> _WRITTEN INSTRUCTION_:
Scan the lines below for the string "screenshot" and report how many lines contain it, giving only the number.

++++ RECORD EXTRACTS ++++

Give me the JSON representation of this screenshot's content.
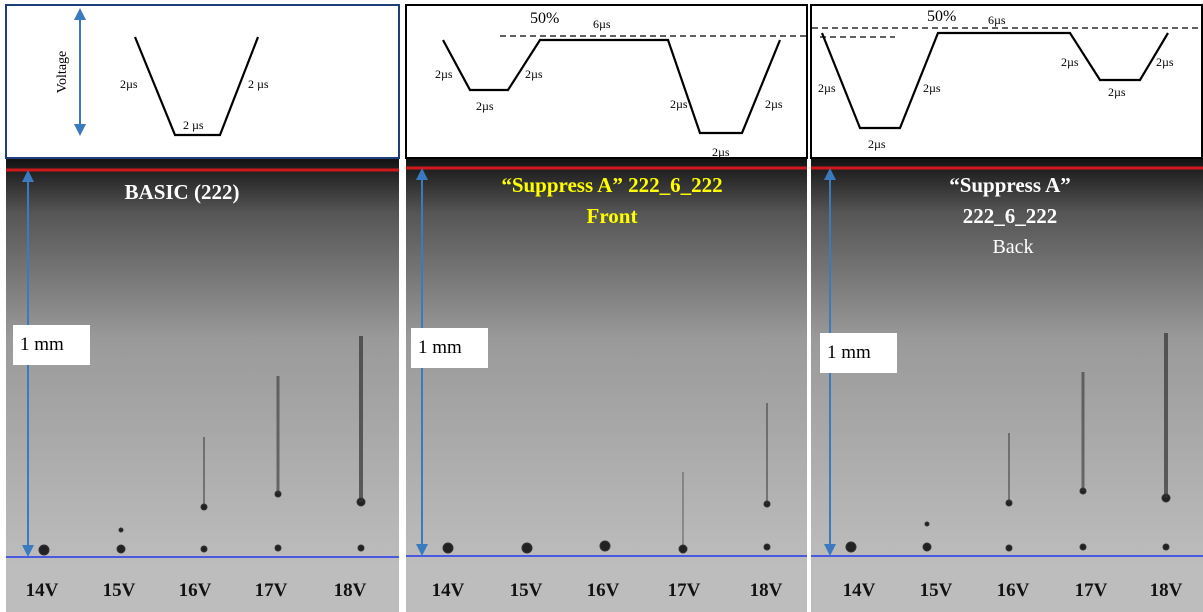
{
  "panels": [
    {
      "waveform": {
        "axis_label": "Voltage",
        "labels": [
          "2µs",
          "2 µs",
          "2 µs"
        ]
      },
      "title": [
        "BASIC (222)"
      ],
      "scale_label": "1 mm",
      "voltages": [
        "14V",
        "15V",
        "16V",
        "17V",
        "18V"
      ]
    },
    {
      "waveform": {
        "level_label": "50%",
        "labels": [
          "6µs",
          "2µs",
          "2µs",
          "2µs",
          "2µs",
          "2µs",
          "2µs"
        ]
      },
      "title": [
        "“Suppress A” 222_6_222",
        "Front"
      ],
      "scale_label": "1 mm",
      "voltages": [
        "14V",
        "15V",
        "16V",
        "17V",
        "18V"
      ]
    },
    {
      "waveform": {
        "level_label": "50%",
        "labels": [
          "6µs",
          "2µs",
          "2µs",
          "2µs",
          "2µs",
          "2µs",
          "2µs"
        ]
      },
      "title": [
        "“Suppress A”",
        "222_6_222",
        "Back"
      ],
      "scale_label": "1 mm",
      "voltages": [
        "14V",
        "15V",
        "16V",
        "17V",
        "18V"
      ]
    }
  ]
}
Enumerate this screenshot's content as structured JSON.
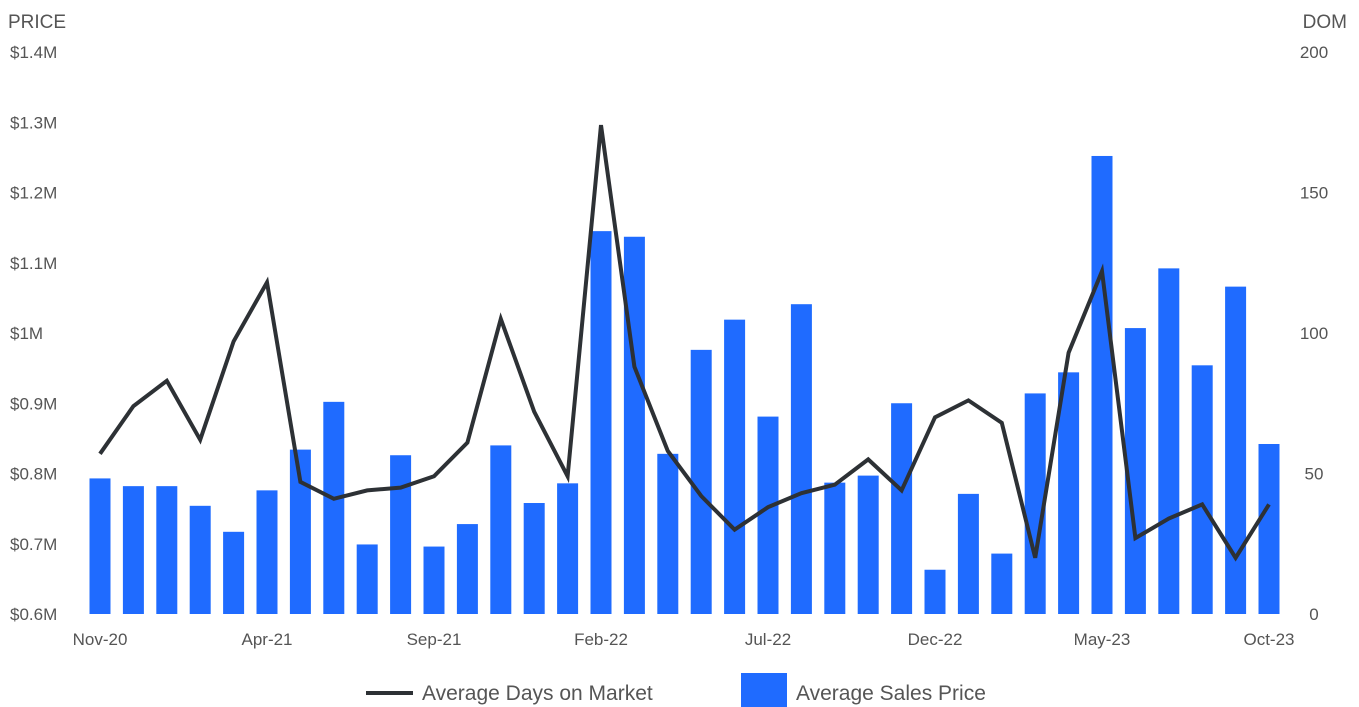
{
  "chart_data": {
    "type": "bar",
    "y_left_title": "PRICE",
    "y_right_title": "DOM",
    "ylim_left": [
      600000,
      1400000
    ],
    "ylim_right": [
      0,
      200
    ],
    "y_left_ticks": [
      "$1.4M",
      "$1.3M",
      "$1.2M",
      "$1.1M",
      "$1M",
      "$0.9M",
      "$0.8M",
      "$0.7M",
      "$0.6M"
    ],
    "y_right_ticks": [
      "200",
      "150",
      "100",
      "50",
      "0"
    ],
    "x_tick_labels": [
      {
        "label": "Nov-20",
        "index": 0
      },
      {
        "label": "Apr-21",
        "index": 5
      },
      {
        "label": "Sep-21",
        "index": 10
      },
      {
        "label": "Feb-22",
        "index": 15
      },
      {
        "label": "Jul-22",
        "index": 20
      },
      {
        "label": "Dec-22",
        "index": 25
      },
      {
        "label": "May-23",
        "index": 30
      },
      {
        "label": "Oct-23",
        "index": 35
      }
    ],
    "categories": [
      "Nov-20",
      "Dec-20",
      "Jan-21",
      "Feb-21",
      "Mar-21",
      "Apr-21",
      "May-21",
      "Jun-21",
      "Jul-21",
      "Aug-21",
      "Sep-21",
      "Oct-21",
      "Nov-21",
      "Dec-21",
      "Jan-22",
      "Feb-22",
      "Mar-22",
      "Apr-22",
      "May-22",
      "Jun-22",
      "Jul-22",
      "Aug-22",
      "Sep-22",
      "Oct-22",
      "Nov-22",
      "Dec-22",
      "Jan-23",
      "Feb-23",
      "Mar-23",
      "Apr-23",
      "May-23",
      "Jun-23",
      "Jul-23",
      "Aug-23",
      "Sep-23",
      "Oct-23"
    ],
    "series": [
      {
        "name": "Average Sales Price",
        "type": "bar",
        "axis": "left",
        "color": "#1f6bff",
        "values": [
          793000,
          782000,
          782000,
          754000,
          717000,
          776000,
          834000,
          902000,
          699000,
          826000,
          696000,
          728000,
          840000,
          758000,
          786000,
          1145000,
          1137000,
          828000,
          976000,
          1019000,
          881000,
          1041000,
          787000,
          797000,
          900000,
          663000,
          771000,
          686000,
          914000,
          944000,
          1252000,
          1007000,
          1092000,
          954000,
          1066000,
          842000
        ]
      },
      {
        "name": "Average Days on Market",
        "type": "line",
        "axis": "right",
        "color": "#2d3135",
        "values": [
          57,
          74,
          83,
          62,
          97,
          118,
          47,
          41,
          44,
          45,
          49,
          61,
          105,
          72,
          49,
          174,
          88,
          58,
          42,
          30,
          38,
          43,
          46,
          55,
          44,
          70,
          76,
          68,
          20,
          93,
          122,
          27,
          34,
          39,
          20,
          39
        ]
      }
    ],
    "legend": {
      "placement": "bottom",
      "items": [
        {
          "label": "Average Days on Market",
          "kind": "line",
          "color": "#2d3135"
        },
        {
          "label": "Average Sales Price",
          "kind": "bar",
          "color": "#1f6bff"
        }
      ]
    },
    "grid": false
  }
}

++++
++++ RECORD EXTRACTS ++++

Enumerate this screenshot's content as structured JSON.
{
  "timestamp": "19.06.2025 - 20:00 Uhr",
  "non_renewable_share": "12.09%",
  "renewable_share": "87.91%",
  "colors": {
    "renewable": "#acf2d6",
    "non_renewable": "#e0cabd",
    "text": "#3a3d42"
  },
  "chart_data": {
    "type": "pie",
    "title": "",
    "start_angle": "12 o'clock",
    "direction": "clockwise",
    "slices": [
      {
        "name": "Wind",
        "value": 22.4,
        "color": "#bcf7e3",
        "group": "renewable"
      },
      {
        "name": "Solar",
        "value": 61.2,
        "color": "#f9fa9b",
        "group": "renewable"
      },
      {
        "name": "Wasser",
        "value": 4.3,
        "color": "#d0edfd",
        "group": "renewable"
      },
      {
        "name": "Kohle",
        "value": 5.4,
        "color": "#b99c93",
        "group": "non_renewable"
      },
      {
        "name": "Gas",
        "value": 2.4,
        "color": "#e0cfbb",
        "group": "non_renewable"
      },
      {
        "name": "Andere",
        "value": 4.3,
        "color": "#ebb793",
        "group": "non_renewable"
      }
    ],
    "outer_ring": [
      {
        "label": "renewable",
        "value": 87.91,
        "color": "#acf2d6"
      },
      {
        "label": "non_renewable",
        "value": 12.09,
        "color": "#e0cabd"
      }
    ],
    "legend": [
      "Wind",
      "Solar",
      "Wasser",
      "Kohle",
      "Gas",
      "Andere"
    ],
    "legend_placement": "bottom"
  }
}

++++
++++ RECORD EXTRACTS ++++

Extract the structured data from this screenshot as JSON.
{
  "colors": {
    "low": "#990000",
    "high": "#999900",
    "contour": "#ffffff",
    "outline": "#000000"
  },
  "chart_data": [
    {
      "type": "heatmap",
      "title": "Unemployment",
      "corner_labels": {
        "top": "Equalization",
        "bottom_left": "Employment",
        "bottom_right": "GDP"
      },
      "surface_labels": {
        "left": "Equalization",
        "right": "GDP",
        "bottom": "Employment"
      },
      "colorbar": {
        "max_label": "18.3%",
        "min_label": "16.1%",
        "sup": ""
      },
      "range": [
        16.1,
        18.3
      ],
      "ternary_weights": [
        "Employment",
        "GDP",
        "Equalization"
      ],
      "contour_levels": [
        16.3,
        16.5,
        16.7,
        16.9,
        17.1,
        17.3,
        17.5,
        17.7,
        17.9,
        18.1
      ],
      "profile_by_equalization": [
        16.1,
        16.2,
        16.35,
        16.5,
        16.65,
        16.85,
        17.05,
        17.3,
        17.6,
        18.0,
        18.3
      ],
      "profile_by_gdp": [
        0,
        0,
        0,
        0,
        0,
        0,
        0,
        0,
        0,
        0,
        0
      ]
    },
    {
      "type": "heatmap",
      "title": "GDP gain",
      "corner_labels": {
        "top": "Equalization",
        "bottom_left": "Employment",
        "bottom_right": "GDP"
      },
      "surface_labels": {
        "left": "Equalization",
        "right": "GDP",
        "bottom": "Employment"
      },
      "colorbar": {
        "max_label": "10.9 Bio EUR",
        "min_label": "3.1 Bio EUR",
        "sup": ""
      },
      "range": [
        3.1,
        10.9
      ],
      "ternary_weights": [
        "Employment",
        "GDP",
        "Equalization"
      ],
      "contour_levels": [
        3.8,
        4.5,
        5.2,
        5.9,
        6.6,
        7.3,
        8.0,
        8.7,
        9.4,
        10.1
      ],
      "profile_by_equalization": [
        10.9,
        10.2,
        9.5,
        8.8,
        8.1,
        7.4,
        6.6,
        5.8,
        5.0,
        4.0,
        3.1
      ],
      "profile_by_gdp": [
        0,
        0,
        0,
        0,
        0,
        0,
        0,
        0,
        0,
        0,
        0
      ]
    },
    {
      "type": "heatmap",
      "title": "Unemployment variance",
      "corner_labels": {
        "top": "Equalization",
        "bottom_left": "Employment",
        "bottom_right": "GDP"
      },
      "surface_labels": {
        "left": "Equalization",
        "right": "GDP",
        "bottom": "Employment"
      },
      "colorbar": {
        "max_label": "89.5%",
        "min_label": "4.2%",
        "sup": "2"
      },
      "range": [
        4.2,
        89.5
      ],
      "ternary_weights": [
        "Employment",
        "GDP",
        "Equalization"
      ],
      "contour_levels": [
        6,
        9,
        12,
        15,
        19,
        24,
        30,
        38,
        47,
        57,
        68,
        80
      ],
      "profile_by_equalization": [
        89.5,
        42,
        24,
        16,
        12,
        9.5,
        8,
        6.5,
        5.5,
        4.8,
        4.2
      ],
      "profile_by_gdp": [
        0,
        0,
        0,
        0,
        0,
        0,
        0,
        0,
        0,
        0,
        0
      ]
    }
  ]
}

++++

> _EXERCISE SOLUTION_:
4